What is being asked | Transcribe the data in full and exactly, omitting any pictures.
========================================================================
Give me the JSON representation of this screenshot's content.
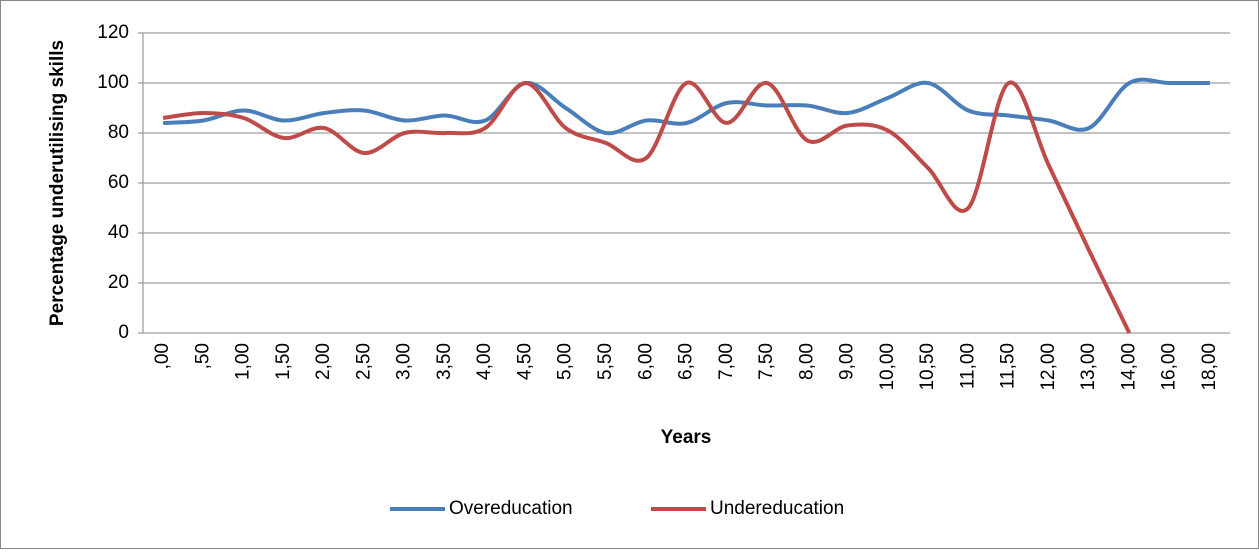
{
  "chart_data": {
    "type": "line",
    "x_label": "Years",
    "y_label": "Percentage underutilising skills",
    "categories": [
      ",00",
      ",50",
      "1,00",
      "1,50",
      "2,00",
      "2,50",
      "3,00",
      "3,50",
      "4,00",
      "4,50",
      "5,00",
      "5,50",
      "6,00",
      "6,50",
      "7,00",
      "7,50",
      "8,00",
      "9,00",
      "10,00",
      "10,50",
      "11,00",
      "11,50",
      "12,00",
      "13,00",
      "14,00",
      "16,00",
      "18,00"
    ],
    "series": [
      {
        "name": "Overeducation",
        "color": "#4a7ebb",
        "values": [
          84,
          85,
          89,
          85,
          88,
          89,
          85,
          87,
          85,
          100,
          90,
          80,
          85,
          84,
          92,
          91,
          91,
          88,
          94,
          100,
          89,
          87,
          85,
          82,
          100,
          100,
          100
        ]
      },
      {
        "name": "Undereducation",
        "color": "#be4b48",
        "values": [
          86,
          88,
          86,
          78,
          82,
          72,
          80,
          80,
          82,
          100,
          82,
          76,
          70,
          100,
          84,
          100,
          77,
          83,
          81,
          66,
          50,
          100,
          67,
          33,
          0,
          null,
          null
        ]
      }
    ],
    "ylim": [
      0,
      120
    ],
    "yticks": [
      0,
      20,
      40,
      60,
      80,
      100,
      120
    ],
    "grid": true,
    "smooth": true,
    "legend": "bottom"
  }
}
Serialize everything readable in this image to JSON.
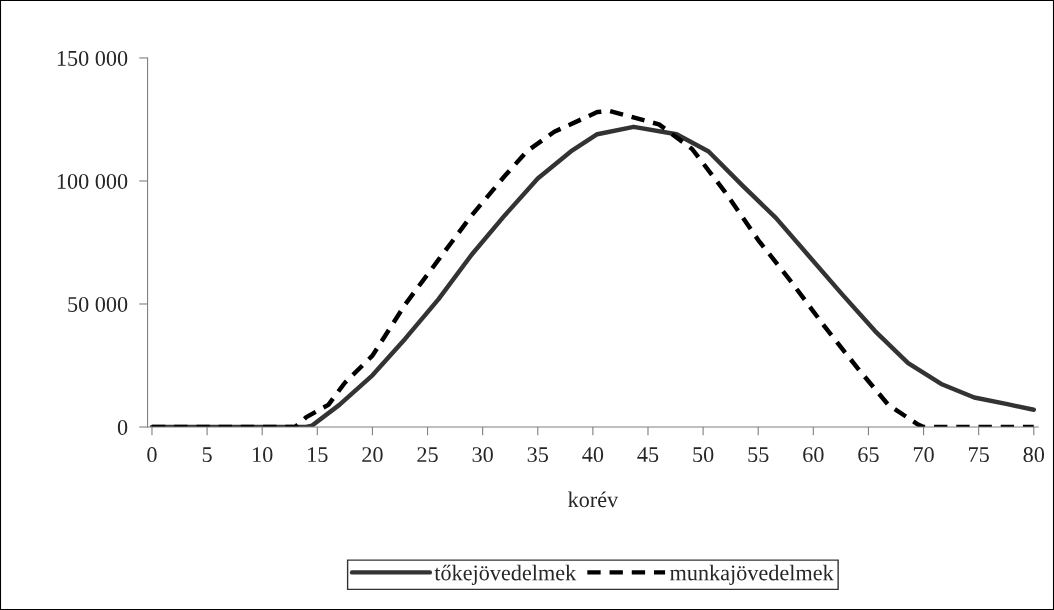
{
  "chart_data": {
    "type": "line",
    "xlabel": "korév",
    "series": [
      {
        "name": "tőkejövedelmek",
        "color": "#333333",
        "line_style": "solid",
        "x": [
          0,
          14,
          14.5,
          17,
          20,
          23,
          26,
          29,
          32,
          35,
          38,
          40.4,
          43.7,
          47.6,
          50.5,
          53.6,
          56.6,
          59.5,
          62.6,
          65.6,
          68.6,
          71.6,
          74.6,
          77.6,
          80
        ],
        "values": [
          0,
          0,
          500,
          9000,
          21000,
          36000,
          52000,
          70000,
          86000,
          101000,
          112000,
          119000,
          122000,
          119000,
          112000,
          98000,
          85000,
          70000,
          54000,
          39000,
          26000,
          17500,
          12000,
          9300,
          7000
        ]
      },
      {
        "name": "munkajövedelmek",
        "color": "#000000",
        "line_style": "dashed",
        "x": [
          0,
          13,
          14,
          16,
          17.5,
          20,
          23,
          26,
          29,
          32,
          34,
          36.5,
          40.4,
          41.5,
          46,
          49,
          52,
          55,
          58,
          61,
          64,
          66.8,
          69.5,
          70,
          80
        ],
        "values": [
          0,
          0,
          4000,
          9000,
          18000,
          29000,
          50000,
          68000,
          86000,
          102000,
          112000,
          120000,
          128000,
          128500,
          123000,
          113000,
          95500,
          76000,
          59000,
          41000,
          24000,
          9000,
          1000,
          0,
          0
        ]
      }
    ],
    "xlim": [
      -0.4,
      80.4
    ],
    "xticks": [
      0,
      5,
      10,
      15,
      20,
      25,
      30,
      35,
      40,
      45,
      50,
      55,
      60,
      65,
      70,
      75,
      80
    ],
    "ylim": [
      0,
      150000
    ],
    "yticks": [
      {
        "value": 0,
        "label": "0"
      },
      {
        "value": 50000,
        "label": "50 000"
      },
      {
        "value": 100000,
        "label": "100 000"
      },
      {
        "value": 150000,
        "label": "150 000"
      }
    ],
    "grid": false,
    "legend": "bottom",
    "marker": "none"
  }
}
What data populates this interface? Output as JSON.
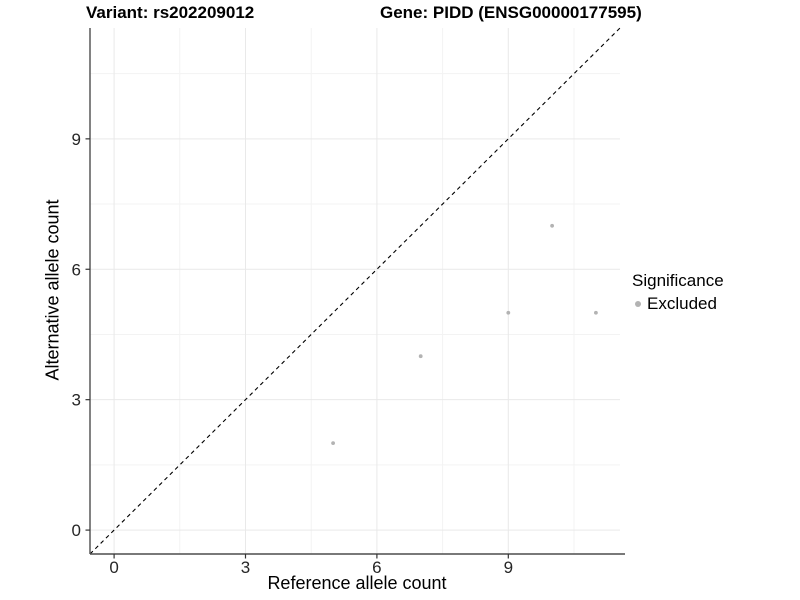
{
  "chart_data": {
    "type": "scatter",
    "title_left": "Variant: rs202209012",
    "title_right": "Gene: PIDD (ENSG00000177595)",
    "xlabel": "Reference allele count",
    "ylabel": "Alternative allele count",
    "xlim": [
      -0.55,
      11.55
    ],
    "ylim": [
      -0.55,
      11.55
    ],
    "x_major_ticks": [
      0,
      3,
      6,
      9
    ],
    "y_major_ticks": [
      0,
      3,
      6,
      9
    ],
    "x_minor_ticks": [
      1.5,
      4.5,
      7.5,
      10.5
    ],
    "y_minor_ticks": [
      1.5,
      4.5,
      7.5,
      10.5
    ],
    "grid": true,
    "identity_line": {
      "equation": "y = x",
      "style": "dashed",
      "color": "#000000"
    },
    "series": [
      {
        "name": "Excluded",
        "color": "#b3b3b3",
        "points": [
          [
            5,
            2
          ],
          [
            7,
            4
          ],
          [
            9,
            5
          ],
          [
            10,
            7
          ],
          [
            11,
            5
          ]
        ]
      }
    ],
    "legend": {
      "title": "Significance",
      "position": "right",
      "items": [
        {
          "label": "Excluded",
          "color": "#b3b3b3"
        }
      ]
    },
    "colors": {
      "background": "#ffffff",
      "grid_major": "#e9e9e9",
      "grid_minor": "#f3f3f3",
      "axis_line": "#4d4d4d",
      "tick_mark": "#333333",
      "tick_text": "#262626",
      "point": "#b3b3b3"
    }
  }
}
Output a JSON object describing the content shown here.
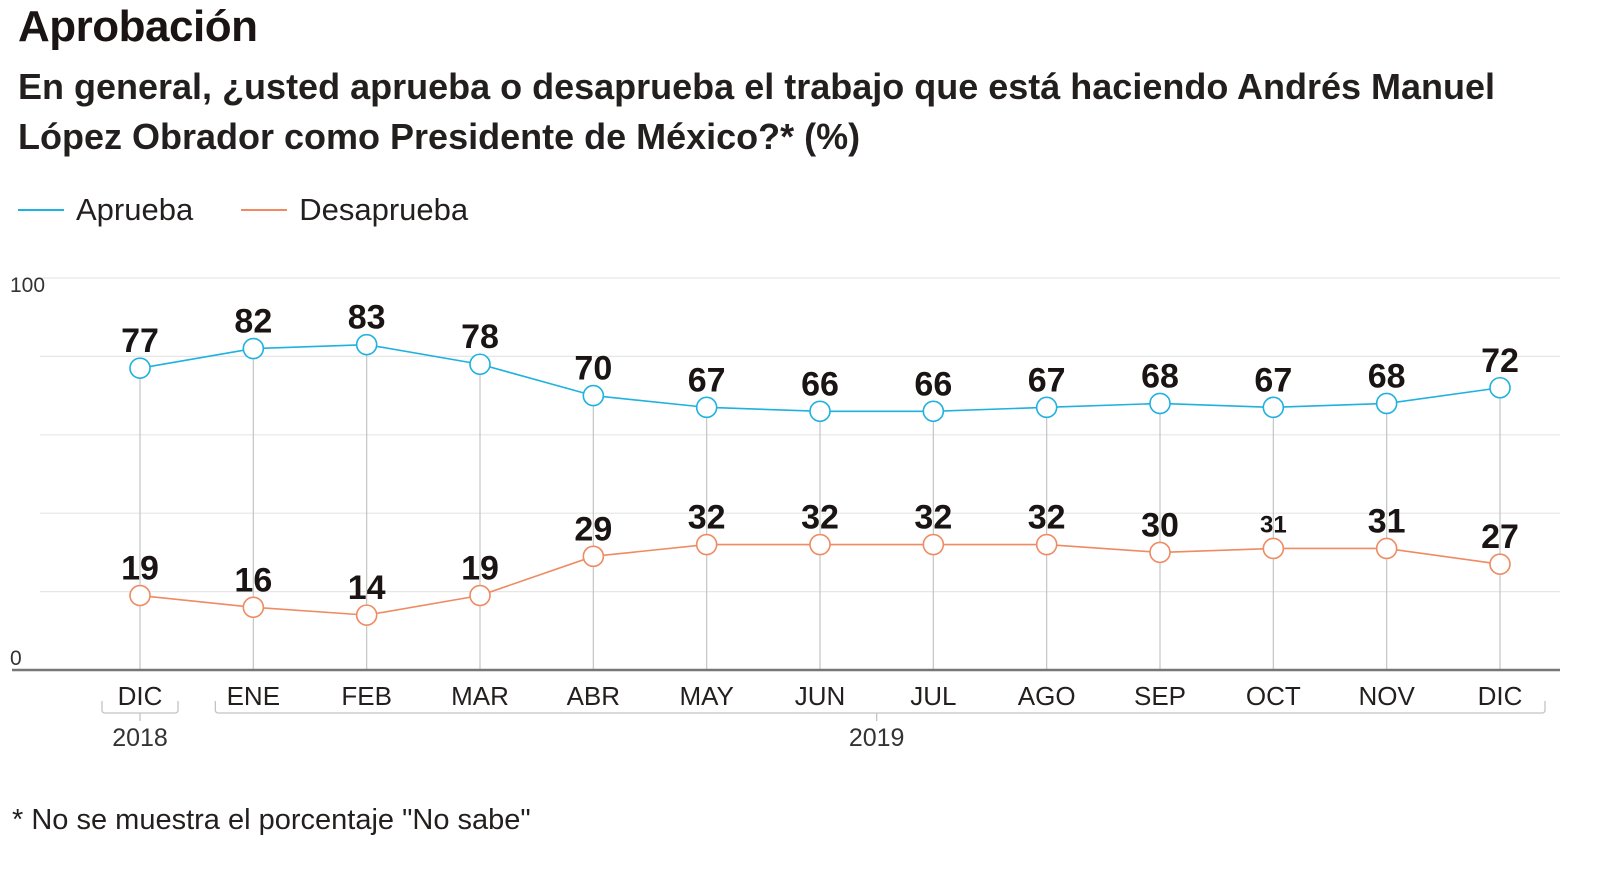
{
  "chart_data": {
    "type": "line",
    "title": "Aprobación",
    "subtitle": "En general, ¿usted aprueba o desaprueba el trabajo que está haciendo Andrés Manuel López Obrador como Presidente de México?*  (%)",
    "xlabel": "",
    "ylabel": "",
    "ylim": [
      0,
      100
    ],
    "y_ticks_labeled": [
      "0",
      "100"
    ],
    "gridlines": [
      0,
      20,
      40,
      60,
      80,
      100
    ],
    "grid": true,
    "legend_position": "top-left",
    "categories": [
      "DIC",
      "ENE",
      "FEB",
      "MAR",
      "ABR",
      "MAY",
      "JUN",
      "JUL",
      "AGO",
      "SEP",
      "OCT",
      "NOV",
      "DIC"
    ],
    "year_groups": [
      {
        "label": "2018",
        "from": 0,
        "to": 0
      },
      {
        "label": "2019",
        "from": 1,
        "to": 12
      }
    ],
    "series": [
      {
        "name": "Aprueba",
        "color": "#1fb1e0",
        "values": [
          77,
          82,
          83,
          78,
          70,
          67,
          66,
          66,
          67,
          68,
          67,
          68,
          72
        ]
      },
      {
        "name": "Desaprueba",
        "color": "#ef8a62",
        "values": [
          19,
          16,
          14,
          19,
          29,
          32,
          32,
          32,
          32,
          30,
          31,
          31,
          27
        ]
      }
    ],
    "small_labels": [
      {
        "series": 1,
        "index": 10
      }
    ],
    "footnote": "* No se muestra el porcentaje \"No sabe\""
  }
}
========================================================================
Solution to the problem |
Give me the JSON representation of this screenshot's content.
{
  "chart_data": {
    "type": "line",
    "x_label": "Years",
    "y_label": "Percentage underutilising skills",
    "categories": [
      ",00",
      ",50",
      "1,00",
      "1,50",
      "2,00",
      "2,50",
      "3,00",
      "3,50",
      "4,00",
      "4,50",
      "5,00",
      "5,50",
      "6,00",
      "6,50",
      "7,00",
      "7,50",
      "8,00",
      "9,00",
      "10,00",
      "10,50",
      "11,00",
      "11,50",
      "12,00",
      "13,00",
      "14,00",
      "16,00",
      "18,00"
    ],
    "series": [
      {
        "name": "Overeducation",
        "color": "#4a7ebb",
        "values": [
          84,
          85,
          89,
          85,
          88,
          89,
          85,
          87,
          85,
          100,
          90,
          80,
          85,
          84,
          92,
          91,
          91,
          88,
          94,
          100,
          89,
          87,
          85,
          82,
          100,
          100,
          100
        ]
      },
      {
        "name": "Undereducation",
        "color": "#be4b48",
        "values": [
          86,
          88,
          86,
          78,
          82,
          72,
          80,
          80,
          82,
          100,
          82,
          76,
          70,
          100,
          84,
          100,
          77,
          83,
          81,
          66,
          50,
          100,
          67,
          33,
          0,
          null,
          null
        ]
      }
    ],
    "ylim": [
      0,
      120
    ],
    "yticks": [
      0,
      20,
      40,
      60,
      80,
      100,
      120
    ],
    "grid": true,
    "smooth": true,
    "legend": "bottom"
  }
}
Serialize everything readable in this image to JSON.
{
  "chart_data": {
    "type": "line",
    "xlabel": "korév",
    "series": [
      {
        "name": "tőkejövedelmek",
        "color": "#333333",
        "line_style": "solid",
        "x": [
          0,
          14,
          14.5,
          17,
          20,
          23,
          26,
          29,
          32,
          35,
          38,
          40.4,
          43.7,
          47.6,
          50.5,
          53.6,
          56.6,
          59.5,
          62.6,
          65.6,
          68.6,
          71.6,
          74.6,
          77.6,
          80
        ],
        "values": [
          0,
          0,
          500,
          9000,
          21000,
          36000,
          52000,
          70000,
          86000,
          101000,
          112000,
          119000,
          122000,
          119000,
          112000,
          98000,
          85000,
          70000,
          54000,
          39000,
          26000,
          17500,
          12000,
          9300,
          7000
        ]
      },
      {
        "name": "munkajövedelmek",
        "color": "#000000",
        "line_style": "dashed",
        "x": [
          0,
          13,
          14,
          16,
          17.5,
          20,
          23,
          26,
          29,
          32,
          34,
          36.5,
          40.4,
          41.5,
          46,
          49,
          52,
          55,
          58,
          61,
          64,
          66.8,
          69.5,
          70,
          80
        ],
        "values": [
          0,
          0,
          4000,
          9000,
          18000,
          29000,
          50000,
          68000,
          86000,
          102000,
          112000,
          120000,
          128000,
          128500,
          123000,
          113000,
          95500,
          76000,
          59000,
          41000,
          24000,
          9000,
          1000,
          0,
          0
        ]
      }
    ],
    "xlim": [
      -0.4,
      80.4
    ],
    "xticks": [
      0,
      5,
      10,
      15,
      20,
      25,
      30,
      35,
      40,
      45,
      50,
      55,
      60,
      65,
      70,
      75,
      80
    ],
    "ylim": [
      0,
      150000
    ],
    "yticks": [
      {
        "value": 0,
        "label": "0"
      },
      {
        "value": 50000,
        "label": "50 000"
      },
      {
        "value": 100000,
        "label": "100 000"
      },
      {
        "value": 150000,
        "label": "150 000"
      }
    ],
    "grid": false,
    "legend": "bottom",
    "marker": "none"
  }
}
What data populates this interface? Output as JSON.
{
  "chart_data": {
    "type": "scatter",
    "title_left": "Variant: rs202209012",
    "title_right": "Gene: PIDD (ENSG00000177595)",
    "xlabel": "Reference allele count",
    "ylabel": "Alternative allele count",
    "xlim": [
      -0.55,
      11.55
    ],
    "ylim": [
      -0.55,
      11.55
    ],
    "x_major_ticks": [
      0,
      3,
      6,
      9
    ],
    "y_major_ticks": [
      0,
      3,
      6,
      9
    ],
    "x_minor_ticks": [
      1.5,
      4.5,
      7.5,
      10.5
    ],
    "y_minor_ticks": [
      1.5,
      4.5,
      7.5,
      10.5
    ],
    "grid": true,
    "identity_line": {
      "equation": "y = x",
      "style": "dashed",
      "color": "#000000"
    },
    "series": [
      {
        "name": "Excluded",
        "color": "#b3b3b3",
        "points": [
          [
            5,
            2
          ],
          [
            7,
            4
          ],
          [
            9,
            5
          ],
          [
            10,
            7
          ],
          [
            11,
            5
          ]
        ]
      }
    ],
    "legend": {
      "title": "Significance",
      "position": "right",
      "items": [
        {
          "label": "Excluded",
          "color": "#b3b3b3"
        }
      ]
    },
    "colors": {
      "background": "#ffffff",
      "grid_major": "#e9e9e9",
      "grid_minor": "#f3f3f3",
      "axis_line": "#4d4d4d",
      "tick_mark": "#333333",
      "tick_text": "#262626",
      "point": "#b3b3b3"
    }
  }
}
Output a JSON object describing the content shown here.
{
  "chart_data": {
    "type": "line",
    "title": "Aprobación",
    "subtitle": "En general, ¿usted aprueba o desaprueba el trabajo que está haciendo Andrés Manuel López Obrador como Presidente de México?*  (%)",
    "xlabel": "",
    "ylabel": "",
    "ylim": [
      0,
      100
    ],
    "y_ticks_labeled": [
      "0",
      "100"
    ],
    "gridlines": [
      0,
      20,
      40,
      60,
      80,
      100
    ],
    "grid": true,
    "legend_position": "top-left",
    "categories": [
      "DIC",
      "ENE",
      "FEB",
      "MAR",
      "ABR",
      "MAY",
      "JUN",
      "JUL",
      "AGO",
      "SEP",
      "OCT",
      "NOV",
      "DIC"
    ],
    "year_groups": [
      {
        "label": "2018",
        "from": 0,
        "to": 0
      },
      {
        "label": "2019",
        "from": 1,
        "to": 12
      }
    ],
    "series": [
      {
        "name": "Aprueba",
        "color": "#1fb1e0",
        "values": [
          77,
          82,
          83,
          78,
          70,
          67,
          66,
          66,
          67,
          68,
          67,
          68,
          72
        ]
      },
      {
        "name": "Desaprueba",
        "color": "#ef8a62",
        "values": [
          19,
          16,
          14,
          19,
          29,
          32,
          32,
          32,
          32,
          30,
          31,
          31,
          27
        ]
      }
    ],
    "small_labels": [
      {
        "series": 1,
        "index": 10
      }
    ],
    "footnote": "* No se muestra el porcentaje \"No sabe\""
  }
}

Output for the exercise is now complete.